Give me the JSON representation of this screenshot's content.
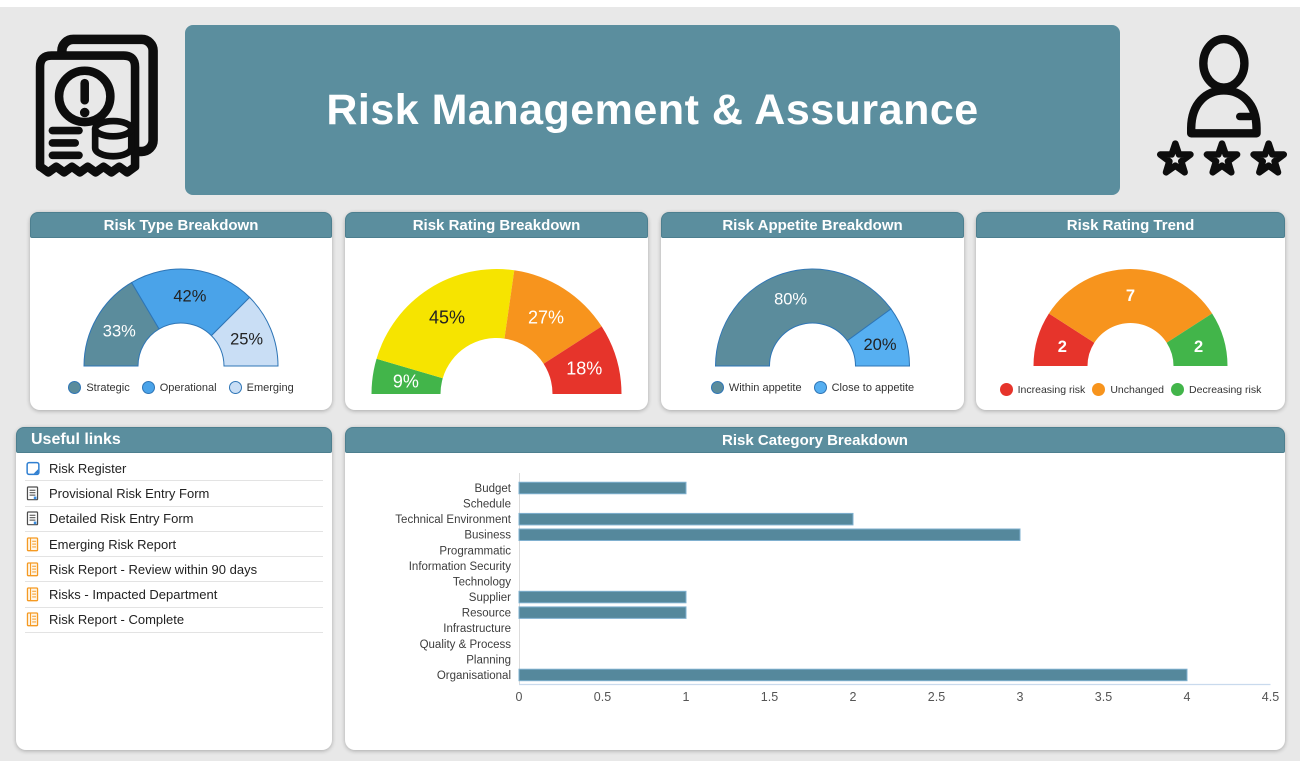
{
  "page": {
    "background": "#e8e8e8"
  },
  "header": {
    "title": "Risk Management & Assurance",
    "banner_color": "#5b8e9e",
    "left_icon": "risk-document-icon",
    "right_icon": "person-rating-stars-icon"
  },
  "gauges": [
    {
      "title": "Risk Type Breakdown",
      "legend": true,
      "segment_stroke": "#2e75b6",
      "segments": [
        {
          "label": "Strategic",
          "value": 33,
          "display": "33%",
          "color": "#5b8c9c",
          "label_color": "#ffffff"
        },
        {
          "label": "Operational",
          "value": 42,
          "display": "42%",
          "color": "#4aa3e9",
          "label_color": "#222222"
        },
        {
          "label": "Emerging",
          "value": 25,
          "display": "25%",
          "color": "#c9def5",
          "label_color": "#222222"
        }
      ]
    },
    {
      "title": "Risk Rating Breakdown",
      "legend": false,
      "segment_stroke": null,
      "segments": [
        {
          "label": "",
          "value": 9,
          "display": "9%",
          "color": "#42b54a",
          "label_color": "#ffffff"
        },
        {
          "label": "",
          "value": 45,
          "display": "45%",
          "color": "#f6e400",
          "label_color": "#222222"
        },
        {
          "label": "",
          "value": 27,
          "display": "27%",
          "color": "#f7941d",
          "label_color": "#ffffff"
        },
        {
          "label": "",
          "value": 18,
          "display": "18%",
          "color": "#e6342b",
          "label_color": "#ffffff"
        }
      ]
    },
    {
      "title": "Risk Appetite Breakdown",
      "legend": true,
      "segment_stroke": "#2e75b6",
      "segments": [
        {
          "label": "Within appetite",
          "value": 80,
          "display": "80%",
          "color": "#5b8c9c",
          "label_color": "#ffffff"
        },
        {
          "label": "Close to appetite",
          "value": 20,
          "display": "20%",
          "color": "#56aff1",
          "label_color": "#222222"
        }
      ]
    },
    {
      "title": "Risk Rating Trend",
      "legend": true,
      "legend_small": true,
      "bold_labels": true,
      "segment_stroke": null,
      "segments": [
        {
          "label": "Increasing risk",
          "value": 2,
          "display": "2",
          "color": "#e6342b",
          "label_color": "#ffffff"
        },
        {
          "label": "Unchanged",
          "value": 7,
          "display": "7",
          "color": "#f7941d",
          "label_color": "#ffffff"
        },
        {
          "label": "Decreasing risk",
          "value": 2,
          "display": "2",
          "color": "#42b54a",
          "label_color": "#ffffff"
        }
      ]
    }
  ],
  "useful_links": {
    "title": "Useful links",
    "items": [
      {
        "label": "Risk Register",
        "icon": "note-icon"
      },
      {
        "label": "Provisional Risk Entry Form",
        "icon": "form-icon"
      },
      {
        "label": "Detailed Risk Entry Form",
        "icon": "form-icon"
      },
      {
        "label": "Emerging Risk Report",
        "icon": "report-icon"
      },
      {
        "label": "Risk Report - Review within 90 days",
        "icon": "report-icon"
      },
      {
        "label": "Risks - Impacted Department",
        "icon": "report-icon"
      },
      {
        "label": "Risk Report - Complete",
        "icon": "report-icon"
      }
    ]
  },
  "chart_data": {
    "type": "bar",
    "orientation": "horizontal",
    "title": "Risk Category Breakdown",
    "categories": [
      "Budget",
      "Schedule",
      "Technical Environment",
      "Business",
      "Programmatic",
      "Information Security",
      "Technology",
      "Supplier",
      "Resource",
      "Infrastructure",
      "Quality & Process",
      "Planning",
      "Organisational"
    ],
    "values": [
      1,
      0,
      2,
      3,
      0,
      0,
      0,
      1,
      1,
      0,
      0,
      0,
      4
    ],
    "xlabel": "",
    "ylabel": "",
    "xlim": [
      0,
      4.5
    ],
    "xticks": [
      0,
      0.5,
      1,
      1.5,
      2,
      2.5,
      3,
      3.5,
      4,
      4.5
    ],
    "bar_color": "#55889c",
    "bar_stroke": "#7fb0cf",
    "grid": false,
    "legend_position": "none"
  }
}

+===+

*Task*. Find the lines that include the string "Breakdown", then copy each of them.

*Task response*.
      "title": "Risk Type Breakdown",
      "title": "Risk Rating Breakdown",
      "title": "Risk Appetite Breakdown",
    "title": "Risk Category Breakdown",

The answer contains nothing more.